**** Stored data
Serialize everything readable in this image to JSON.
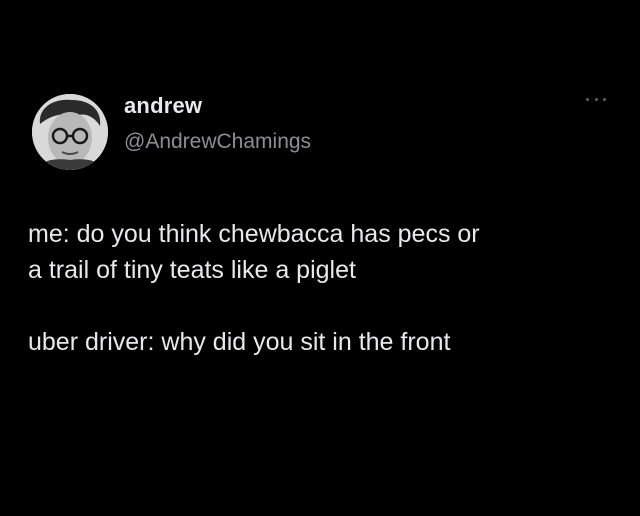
{
  "author": {
    "display_name": "andrew",
    "handle": "@AndrewChamings",
    "avatar": "profile-photo"
  },
  "tweet": {
    "line1": "me: do you think chewbacca has pecs or",
    "line2": "a trail of tiny teats like a piglet",
    "line3": "uber driver: why did you sit in the front"
  },
  "icons": {
    "more": "more-options-icon"
  },
  "colors": {
    "background": "#000000",
    "text_primary": "#e7e9ea",
    "text_secondary": "#8b8f94"
  }
}
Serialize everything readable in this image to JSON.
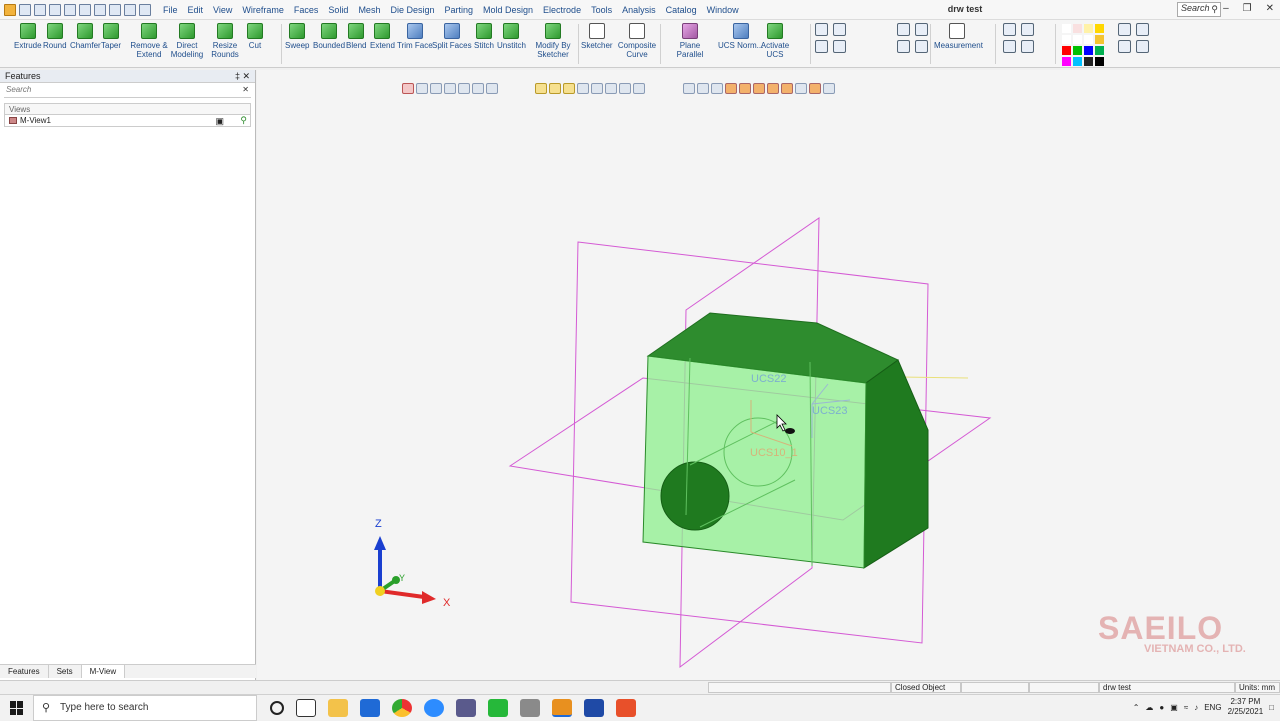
{
  "window": {
    "doc_title": "drw test",
    "search_placeholder": "Search",
    "menu": [
      "File",
      "Edit",
      "View",
      "Wireframe",
      "Faces",
      "Solid",
      "Mesh",
      "Die Design",
      "Parting",
      "Mold Design",
      "Electrode",
      "Tools",
      "Analysis",
      "Catalog",
      "Window"
    ]
  },
  "ribbon": {
    "tools": [
      {
        "label": "Extrude",
        "color": "g"
      },
      {
        "label": "Round",
        "color": "g"
      },
      {
        "label": "Chamfer",
        "color": "g"
      },
      {
        "label": "Taper",
        "color": "g"
      },
      {
        "label": "Remove & Extend",
        "color": "g"
      },
      {
        "label": "Direct Modeling",
        "color": "g"
      },
      {
        "label": "Resize Rounds",
        "color": "g"
      },
      {
        "label": "Cut",
        "color": "g"
      },
      {
        "label": "Sweep",
        "color": "g"
      },
      {
        "label": "Bounded",
        "color": "g"
      },
      {
        "label": "Blend",
        "color": "g"
      },
      {
        "label": "Extend",
        "color": "g"
      },
      {
        "label": "Trim Face",
        "color": "b"
      },
      {
        "label": "Split Faces",
        "color": "b"
      },
      {
        "label": "Stitch",
        "color": "g"
      },
      {
        "label": "Unstitch",
        "color": "g"
      },
      {
        "label": "Modify By Sketcher",
        "color": "g"
      },
      {
        "label": "Sketcher",
        "color": "k"
      },
      {
        "label": "Composite Curve",
        "color": "k"
      },
      {
        "label": "Plane Parallel",
        "color": "p"
      },
      {
        "label": "UCS Norm...",
        "color": "b"
      },
      {
        "label": "Activate UCS",
        "color": "g"
      },
      {
        "label": "Measurement",
        "color": "k"
      }
    ],
    "palette": [
      "#ffffff",
      "#f9e0e0",
      "#fff2a8",
      "#ffd700",
      "#ffffff",
      "#ffffff",
      "#ffffff",
      "#f4c430",
      "#ff0000",
      "#00c000",
      "#0000ff",
      "#00b050",
      "#ff00ff",
      "#00c0ff",
      "#222222",
      "#000000"
    ]
  },
  "features_panel": {
    "title": "Features",
    "search_placeholder": "Search",
    "views_header": "Views",
    "view_item": "M-View1",
    "tabs": [
      "Features",
      "Sets",
      "M-View"
    ],
    "active_tab": "M-View"
  },
  "viewport": {
    "ucs_labels": [
      "UCS22",
      "UCS23",
      "UCS10_1"
    ],
    "axes": {
      "x": "X",
      "y": "Y",
      "z": "Z"
    }
  },
  "status": {
    "mode": "Closed Object",
    "doc": "drw test",
    "units": "Units: mm"
  },
  "taskbar": {
    "search_placeholder": "Type here to search",
    "language": "ENG",
    "time": "2:37 PM",
    "date": "2/25/2021"
  },
  "watermark": {
    "name": "SAEILO",
    "sub": "VIETNAM CO., LTD."
  }
}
********
Work required: Write out the records above exactly as they stand, leaving out every picture.

Solution to this task:
Serialize everything readable in this image to JSON.
{
  "author": {
    "display_name": "andrew",
    "handle": "@AndrewChamings",
    "avatar": "profile-photo"
  },
  "tweet": {
    "line1": "me: do you think chewbacca has pecs or",
    "line2": "a trail of tiny teats like a piglet",
    "line3": "uber driver: why did you sit in the front"
  },
  "icons": {
    "more": "more-options-icon"
  },
  "colors": {
    "background": "#000000",
    "text_primary": "#e7e9ea",
    "text_secondary": "#8b8f94"
  }
}
Serialize everything readable in this image to JSON.
{
  "window": {
    "doc_title": "drw test",
    "search_placeholder": "Search",
    "menu": [
      "File",
      "Edit",
      "View",
      "Wireframe",
      "Faces",
      "Solid",
      "Mesh",
      "Die Design",
      "Parting",
      "Mold Design",
      "Electrode",
      "Tools",
      "Analysis",
      "Catalog",
      "Window"
    ]
  },
  "ribbon": {
    "tools": [
      {
        "label": "Extrude",
        "color": "g"
      },
      {
        "label": "Round",
        "color": "g"
      },
      {
        "label": "Chamfer",
        "color": "g"
      },
      {
        "label": "Taper",
        "color": "g"
      },
      {
        "label": "Remove & Extend",
        "color": "g"
      },
      {
        "label": "Direct Modeling",
        "color": "g"
      },
      {
        "label": "Resize Rounds",
        "color": "g"
      },
      {
        "label": "Cut",
        "color": "g"
      },
      {
        "label": "Sweep",
        "color": "g"
      },
      {
        "label": "Bounded",
        "color": "g"
      },
      {
        "label": "Blend",
        "color": "g"
      },
      {
        "label": "Extend",
        "color": "g"
      },
      {
        "label": "Trim Face",
        "color": "b"
      },
      {
        "label": "Split Faces",
        "color": "b"
      },
      {
        "label": "Stitch",
        "color": "g"
      },
      {
        "label": "Unstitch",
        "color": "g"
      },
      {
        "label": "Modify By Sketcher",
        "color": "g"
      },
      {
        "label": "Sketcher",
        "color": "k"
      },
      {
        "label": "Composite Curve",
        "color": "k"
      },
      {
        "label": "Plane Parallel",
        "color": "p"
      },
      {
        "label": "UCS Norm...",
        "color": "b"
      },
      {
        "label": "Activate UCS",
        "color": "g"
      },
      {
        "label": "Measurement",
        "color": "k"
      }
    ],
    "palette": [
      "#ffffff",
      "#f9e0e0",
      "#fff2a8",
      "#ffd700",
      "#ffffff",
      "#ffffff",
      "#ffffff",
      "#f4c430",
      "#ff0000",
      "#00c000",
      "#0000ff",
      "#00b050",
      "#ff00ff",
      "#00c0ff",
      "#222222",
      "#000000"
    ]
  },
  "features_panel": {
    "title": "Features",
    "search_placeholder": "Search",
    "views_header": "Views",
    "view_item": "M-View1",
    "tabs": [
      "Features",
      "Sets",
      "M-View"
    ],
    "active_tab": "M-View"
  },
  "viewport": {
    "ucs_labels": [
      "UCS22",
      "UCS23",
      "UCS10_1"
    ],
    "axes": {
      "x": "X",
      "y": "Y",
      "z": "Z"
    }
  },
  "status": {
    "mode": "Closed Object",
    "doc": "drw test",
    "units": "Units: mm"
  },
  "taskbar": {
    "search_placeholder": "Type here to search",
    "language": "ENG",
    "time": "2:37 PM",
    "date": "2/25/2021"
  },
  "watermark": {
    "name": "SAEILO",
    "sub": "VIETNAM CO., LTD."
  }
}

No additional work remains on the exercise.